> **Written exercise**:
Show every line in the entries below where the word "JSON" appears.

**** Given entries

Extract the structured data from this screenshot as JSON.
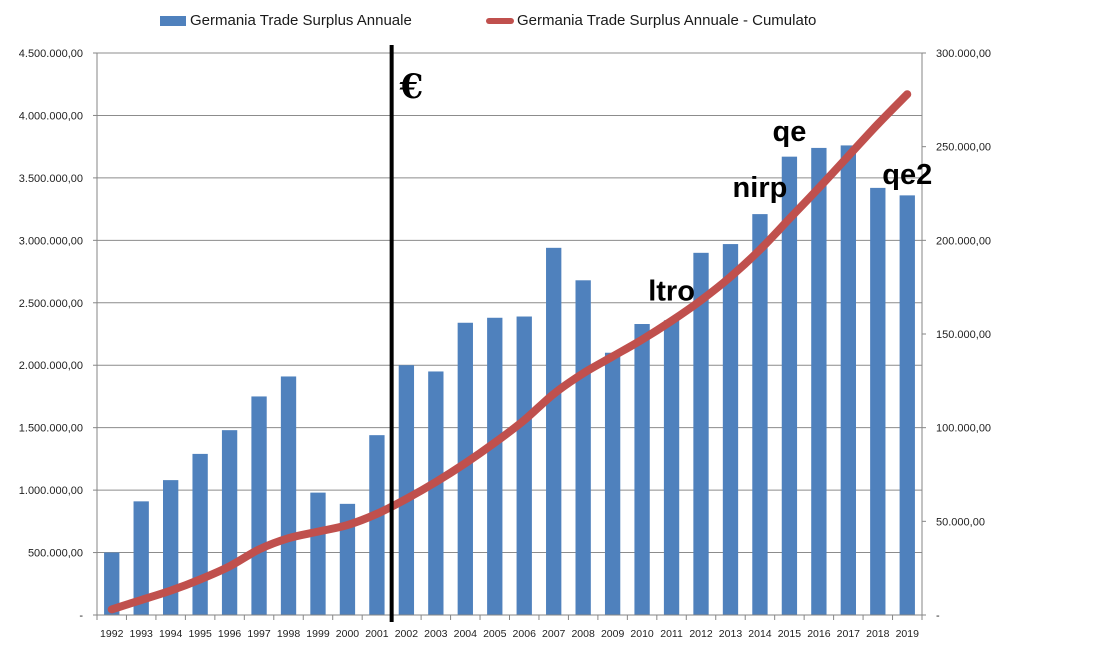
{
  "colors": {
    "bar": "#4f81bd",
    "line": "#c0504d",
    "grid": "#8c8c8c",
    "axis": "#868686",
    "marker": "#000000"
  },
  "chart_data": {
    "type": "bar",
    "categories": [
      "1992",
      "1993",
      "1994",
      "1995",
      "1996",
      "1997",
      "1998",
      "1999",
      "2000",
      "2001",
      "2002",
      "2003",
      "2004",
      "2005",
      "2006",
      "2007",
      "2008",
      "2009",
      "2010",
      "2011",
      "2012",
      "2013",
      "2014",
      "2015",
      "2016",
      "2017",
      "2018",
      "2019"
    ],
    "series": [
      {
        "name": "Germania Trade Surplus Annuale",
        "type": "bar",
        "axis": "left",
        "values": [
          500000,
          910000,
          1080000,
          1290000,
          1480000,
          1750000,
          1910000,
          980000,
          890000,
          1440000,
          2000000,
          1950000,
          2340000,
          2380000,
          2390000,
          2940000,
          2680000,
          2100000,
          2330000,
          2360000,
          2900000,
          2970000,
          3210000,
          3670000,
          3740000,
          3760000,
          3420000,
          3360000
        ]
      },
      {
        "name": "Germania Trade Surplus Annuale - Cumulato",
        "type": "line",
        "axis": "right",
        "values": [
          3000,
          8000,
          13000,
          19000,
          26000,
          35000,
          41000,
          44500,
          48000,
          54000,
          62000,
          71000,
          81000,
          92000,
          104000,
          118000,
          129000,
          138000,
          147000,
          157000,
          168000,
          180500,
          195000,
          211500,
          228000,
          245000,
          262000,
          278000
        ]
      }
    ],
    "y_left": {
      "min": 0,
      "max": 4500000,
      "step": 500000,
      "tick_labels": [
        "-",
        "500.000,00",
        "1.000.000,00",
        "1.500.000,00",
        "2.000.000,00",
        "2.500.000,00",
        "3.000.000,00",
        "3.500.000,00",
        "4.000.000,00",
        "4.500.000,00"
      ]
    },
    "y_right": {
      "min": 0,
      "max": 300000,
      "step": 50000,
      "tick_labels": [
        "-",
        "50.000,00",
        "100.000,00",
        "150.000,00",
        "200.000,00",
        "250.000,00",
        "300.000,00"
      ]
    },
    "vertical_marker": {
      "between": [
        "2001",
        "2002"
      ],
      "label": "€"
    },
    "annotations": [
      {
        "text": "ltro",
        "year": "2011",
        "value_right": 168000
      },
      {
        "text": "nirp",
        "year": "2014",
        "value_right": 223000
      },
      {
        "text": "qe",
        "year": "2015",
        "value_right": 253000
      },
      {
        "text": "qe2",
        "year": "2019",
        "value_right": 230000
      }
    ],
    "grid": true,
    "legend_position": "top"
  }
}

********
**** Given entries

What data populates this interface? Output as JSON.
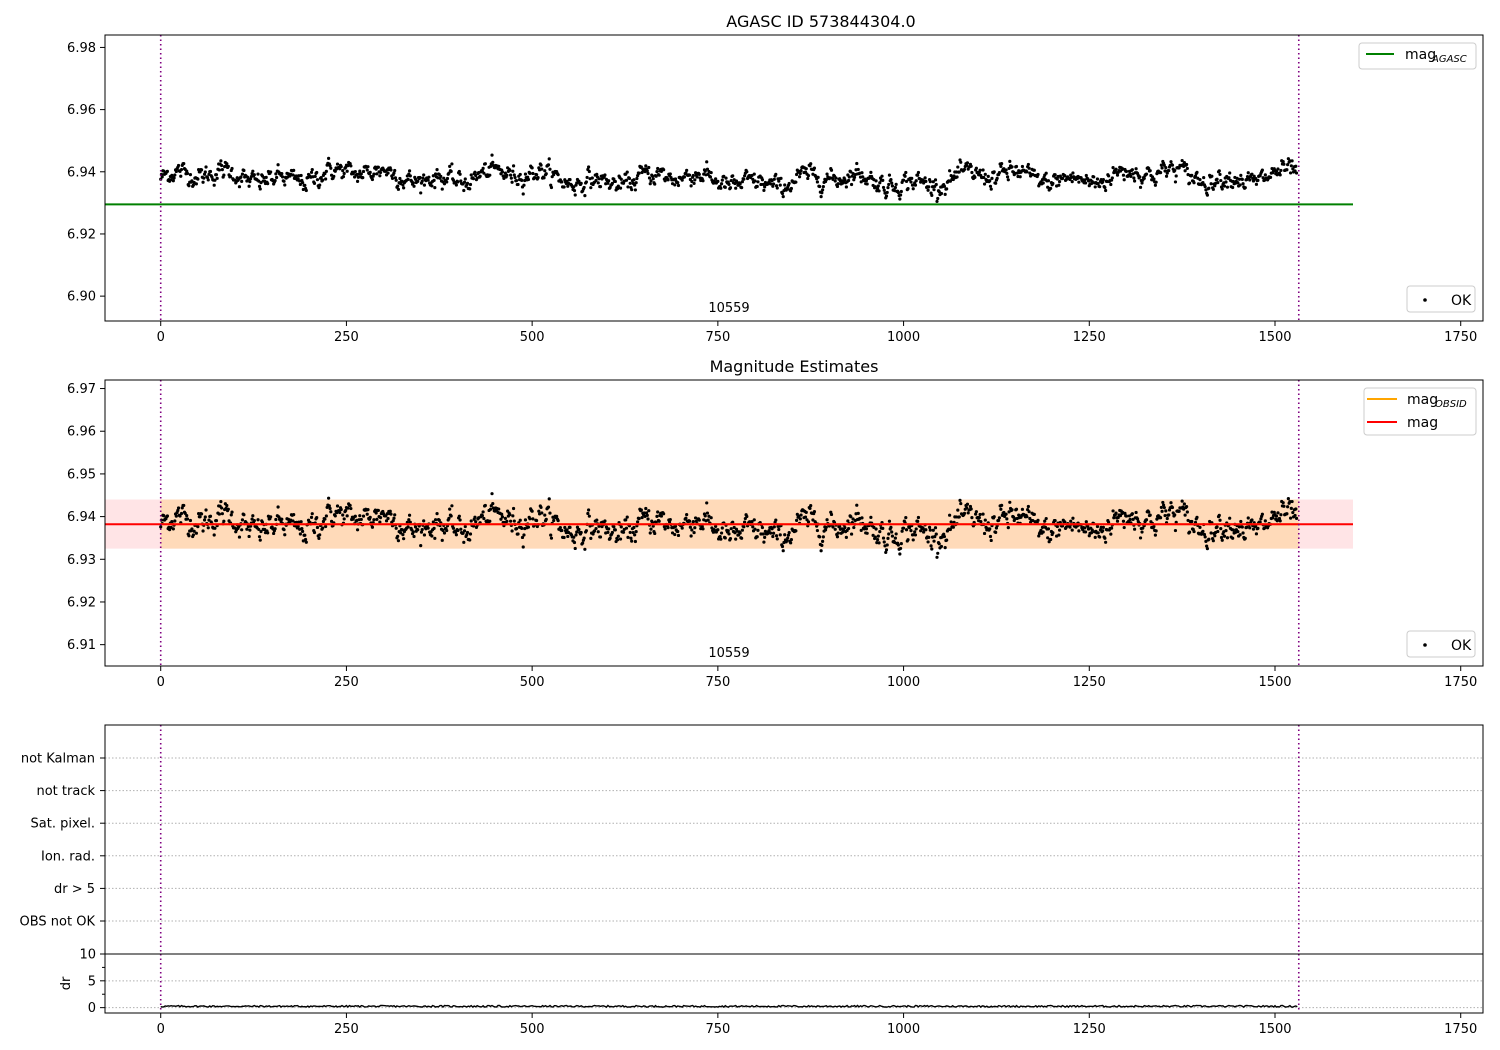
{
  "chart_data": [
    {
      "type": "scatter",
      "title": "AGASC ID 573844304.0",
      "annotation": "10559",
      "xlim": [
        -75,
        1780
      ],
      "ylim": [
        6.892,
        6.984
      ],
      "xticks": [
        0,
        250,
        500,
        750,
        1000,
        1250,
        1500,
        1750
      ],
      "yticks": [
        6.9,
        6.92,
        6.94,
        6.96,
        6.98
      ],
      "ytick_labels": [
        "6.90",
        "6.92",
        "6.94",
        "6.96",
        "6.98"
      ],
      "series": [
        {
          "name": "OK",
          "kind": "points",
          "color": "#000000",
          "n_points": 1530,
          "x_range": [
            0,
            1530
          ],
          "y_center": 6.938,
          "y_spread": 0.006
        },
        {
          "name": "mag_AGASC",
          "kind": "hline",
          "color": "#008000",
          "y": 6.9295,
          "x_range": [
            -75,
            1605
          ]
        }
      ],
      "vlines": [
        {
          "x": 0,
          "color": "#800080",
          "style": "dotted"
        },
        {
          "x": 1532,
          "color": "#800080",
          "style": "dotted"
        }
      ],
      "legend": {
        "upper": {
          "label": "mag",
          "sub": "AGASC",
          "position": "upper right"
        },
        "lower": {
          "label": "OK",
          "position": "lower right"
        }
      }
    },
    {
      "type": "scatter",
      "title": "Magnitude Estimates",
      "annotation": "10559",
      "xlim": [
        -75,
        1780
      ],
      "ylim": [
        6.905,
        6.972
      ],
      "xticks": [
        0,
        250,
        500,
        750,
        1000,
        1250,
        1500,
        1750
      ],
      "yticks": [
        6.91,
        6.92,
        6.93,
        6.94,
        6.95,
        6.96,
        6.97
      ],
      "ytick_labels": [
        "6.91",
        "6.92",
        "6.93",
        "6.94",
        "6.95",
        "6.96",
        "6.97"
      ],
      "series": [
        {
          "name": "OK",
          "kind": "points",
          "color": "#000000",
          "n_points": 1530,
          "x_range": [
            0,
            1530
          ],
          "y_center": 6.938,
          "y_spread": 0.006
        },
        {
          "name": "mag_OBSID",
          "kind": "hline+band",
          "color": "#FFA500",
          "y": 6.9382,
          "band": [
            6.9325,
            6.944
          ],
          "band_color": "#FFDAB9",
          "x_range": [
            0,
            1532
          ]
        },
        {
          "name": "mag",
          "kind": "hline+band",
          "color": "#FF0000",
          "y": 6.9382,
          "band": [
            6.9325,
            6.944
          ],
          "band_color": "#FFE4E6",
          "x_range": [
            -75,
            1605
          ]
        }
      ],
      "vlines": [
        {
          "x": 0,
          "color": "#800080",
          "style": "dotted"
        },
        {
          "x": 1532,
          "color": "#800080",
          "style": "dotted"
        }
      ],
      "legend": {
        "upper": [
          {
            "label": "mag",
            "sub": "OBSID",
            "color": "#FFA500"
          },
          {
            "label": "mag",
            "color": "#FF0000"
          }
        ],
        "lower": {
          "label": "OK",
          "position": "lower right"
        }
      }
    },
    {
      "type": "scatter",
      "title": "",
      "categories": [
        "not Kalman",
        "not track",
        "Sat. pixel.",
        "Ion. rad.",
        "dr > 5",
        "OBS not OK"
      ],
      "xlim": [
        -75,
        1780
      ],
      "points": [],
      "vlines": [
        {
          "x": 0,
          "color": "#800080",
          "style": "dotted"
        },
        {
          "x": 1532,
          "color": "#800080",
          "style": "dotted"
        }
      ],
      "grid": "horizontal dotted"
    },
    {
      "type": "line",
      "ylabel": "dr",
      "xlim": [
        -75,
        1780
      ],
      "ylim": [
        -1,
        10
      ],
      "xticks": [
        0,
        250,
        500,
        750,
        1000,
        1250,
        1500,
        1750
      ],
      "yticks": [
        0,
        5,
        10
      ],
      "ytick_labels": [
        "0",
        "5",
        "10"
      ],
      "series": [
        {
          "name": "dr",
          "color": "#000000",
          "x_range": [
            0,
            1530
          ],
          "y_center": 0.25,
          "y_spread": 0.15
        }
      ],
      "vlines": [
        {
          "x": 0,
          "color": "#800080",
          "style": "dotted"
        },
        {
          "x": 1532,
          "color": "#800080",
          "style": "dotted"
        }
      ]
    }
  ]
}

********

> **Full answer**:
Extract the structured data from this screenshot as JSON.
What data populates this interface? Output as JSON.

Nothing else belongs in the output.